What the exercise asks>
Write out the data again exactly, skipping every picture.

Recorded information>
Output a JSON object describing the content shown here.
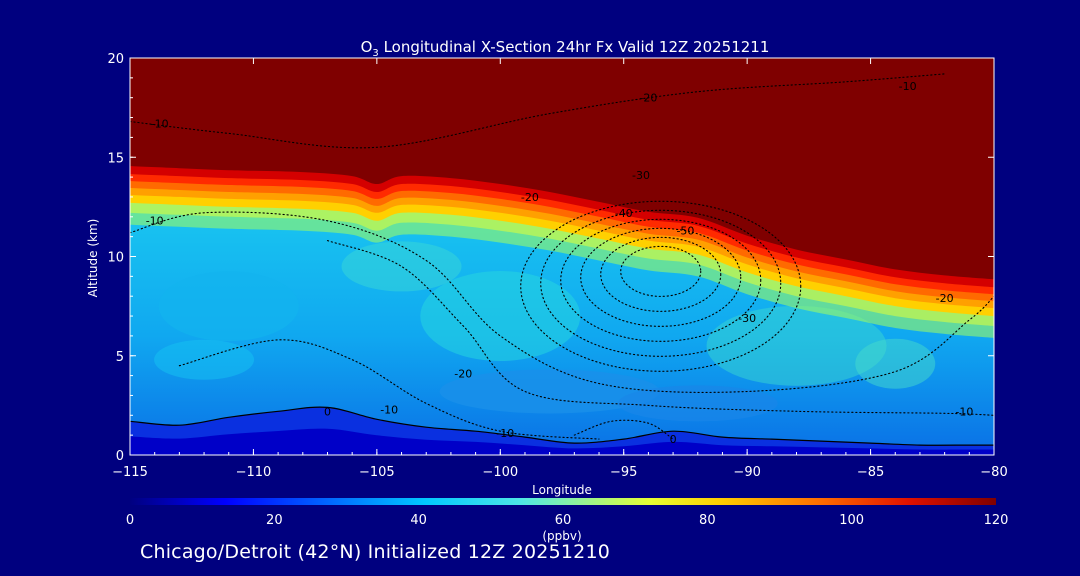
{
  "chart_data": {
    "type": "heatmap",
    "title": "O3 Longitudinal X-Section 24hr  Fx Valid 12Z 20251211",
    "xlabel": "Longitude",
    "ylabel": "Altitude (km)",
    "xlim": [
      -115,
      -80
    ],
    "ylim": [
      0,
      20
    ],
    "x_ticks": [
      -115,
      -110,
      -105,
      -100,
      -95,
      -90,
      -85,
      -80
    ],
    "y_ticks": [
      0,
      5,
      10,
      15,
      20
    ],
    "colorbar": {
      "label": "(ppbv)",
      "range": [
        0,
        120
      ],
      "ticks": [
        0,
        20,
        40,
        60,
        80,
        100,
        120
      ]
    },
    "tropopause_altitude_km": {
      "longitude": [
        -115,
        -113,
        -111,
        -108,
        -106,
        -105,
        -104,
        -102,
        -100,
        -98,
        -96,
        -94,
        -92,
        -90,
        -88,
        -86,
        -84,
        -82,
        -80
      ],
      "altitude": [
        13.8,
        13.7,
        13.6,
        13.5,
        13.3,
        12.9,
        13.3,
        13.2,
        12.9,
        12.5,
        12.0,
        11.5,
        11.2,
        10.3,
        9.6,
        9.1,
        8.6,
        8.3,
        8.1
      ]
    },
    "boundary_layer_top_km": {
      "longitude": [
        -115,
        -113,
        -111,
        -109,
        -107,
        -105,
        -103,
        -101,
        -99,
        -97,
        -95,
        -93,
        -91,
        -89,
        -87,
        -85,
        -83,
        -81,
        -80
      ],
      "altitude": [
        1.7,
        1.5,
        1.9,
        2.2,
        2.4,
        1.8,
        1.4,
        1.2,
        0.9,
        0.6,
        0.8,
        1.2,
        0.9,
        0.8,
        0.7,
        0.6,
        0.5,
        0.5,
        0.5
      ]
    },
    "contour_labels": [
      {
        "text": "-10",
        "lon": -113.8,
        "alt": 16.5
      },
      {
        "text": "-10",
        "lon": -114.0,
        "alt": 11.6
      },
      {
        "text": "-20",
        "lon": -94.0,
        "alt": 17.8
      },
      {
        "text": "-10",
        "lon": -83.5,
        "alt": 18.4
      },
      {
        "text": "-30",
        "lon": -94.3,
        "alt": 13.9
      },
      {
        "text": "-20",
        "lon": -98.8,
        "alt": 12.8
      },
      {
        "text": "-40",
        "lon": -95.0,
        "alt": 12.0
      },
      {
        "text": "-50",
        "lon": -92.5,
        "alt": 11.1
      },
      {
        "text": "-30",
        "lon": -90.0,
        "alt": 6.7
      },
      {
        "text": "-20",
        "lon": -82.0,
        "alt": 7.7
      },
      {
        "text": "-20",
        "lon": -101.5,
        "alt": 3.9
      },
      {
        "text": "-10",
        "lon": -104.5,
        "alt": 2.1
      },
      {
        "text": "-10",
        "lon": -99.8,
        "alt": 0.9
      },
      {
        "text": "-10",
        "lon": -81.2,
        "alt": 2.0
      },
      {
        "text": "0",
        "lon": -107.0,
        "alt": 2.0
      },
      {
        "text": "0",
        "lon": -93.0,
        "alt": 0.6
      }
    ]
  },
  "footer": "Chicago/Detroit (42°N) Initialized 12Z 20251210"
}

The response>
Output a JSON object describing the content shown here.
{
  "chart_data": {
    "type": "heatmap",
    "title": "O3 Longitudinal X-Section 24hr  Fx Valid 12Z 20251211",
    "xlabel": "Longitude",
    "ylabel": "Altitude (km)",
    "xlim": [
      -115,
      -80
    ],
    "ylim": [
      0,
      20
    ],
    "x_ticks": [
      -115,
      -110,
      -105,
      -100,
      -95,
      -90,
      -85,
      -80
    ],
    "y_ticks": [
      0,
      5,
      10,
      15,
      20
    ],
    "colorbar": {
      "label": "(ppbv)",
      "range": [
        0,
        120
      ],
      "ticks": [
        0,
        20,
        40,
        60,
        80,
        100,
        120
      ]
    },
    "tropopause_altitude_km": {
      "longitude": [
        -115,
        -113,
        -111,
        -108,
        -106,
        -105,
        -104,
        -102,
        -100,
        -98,
        -96,
        -94,
        -92,
        -90,
        -88,
        -86,
        -84,
        -82,
        -80
      ],
      "altitude": [
        13.8,
        13.7,
        13.6,
        13.5,
        13.3,
        12.9,
        13.3,
        13.2,
        12.9,
        12.5,
        12.0,
        11.5,
        11.2,
        10.3,
        9.6,
        9.1,
        8.6,
        8.3,
        8.1
      ]
    },
    "boundary_layer_top_km": {
      "longitude": [
        -115,
        -113,
        -111,
        -109,
        -107,
        -105,
        -103,
        -101,
        -99,
        -97,
        -95,
        -93,
        -91,
        -89,
        -87,
        -85,
        -83,
        -81,
        -80
      ],
      "altitude": [
        1.7,
        1.5,
        1.9,
        2.2,
        2.4,
        1.8,
        1.4,
        1.2,
        0.9,
        0.6,
        0.8,
        1.2,
        0.9,
        0.8,
        0.7,
        0.6,
        0.5,
        0.5,
        0.5
      ]
    },
    "contour_labels": [
      {
        "text": "-10",
        "lon": -113.8,
        "alt": 16.5
      },
      {
        "text": "-10",
        "lon": -114.0,
        "alt": 11.6
      },
      {
        "text": "-20",
        "lon": -94.0,
        "alt": 17.8
      },
      {
        "text": "-10",
        "lon": -83.5,
        "alt": 18.4
      },
      {
        "text": "-30",
        "lon": -94.3,
        "alt": 13.9
      },
      {
        "text": "-20",
        "lon": -98.8,
        "alt": 12.8
      },
      {
        "text": "-40",
        "lon": -95.0,
        "alt": 12.0
      },
      {
        "text": "-50",
        "lon": -92.5,
        "alt": 11.1
      },
      {
        "text": "-30",
        "lon": -90.0,
        "alt": 6.7
      },
      {
        "text": "-20",
        "lon": -82.0,
        "alt": 7.7
      },
      {
        "text": "-20",
        "lon": -101.5,
        "alt": 3.9
      },
      {
        "text": "-10",
        "lon": -104.5,
        "alt": 2.1
      },
      {
        "text": "-10",
        "lon": -99.8,
        "alt": 0.9
      },
      {
        "text": "-10",
        "lon": -81.2,
        "alt": 2.0
      },
      {
        "text": "0",
        "lon": -107.0,
        "alt": 2.0
      },
      {
        "text": "0",
        "lon": -93.0,
        "alt": 0.6
      }
    ]
  },
  "footer": "Chicago/Detroit (42°N) Initialized 12Z 20251210"
}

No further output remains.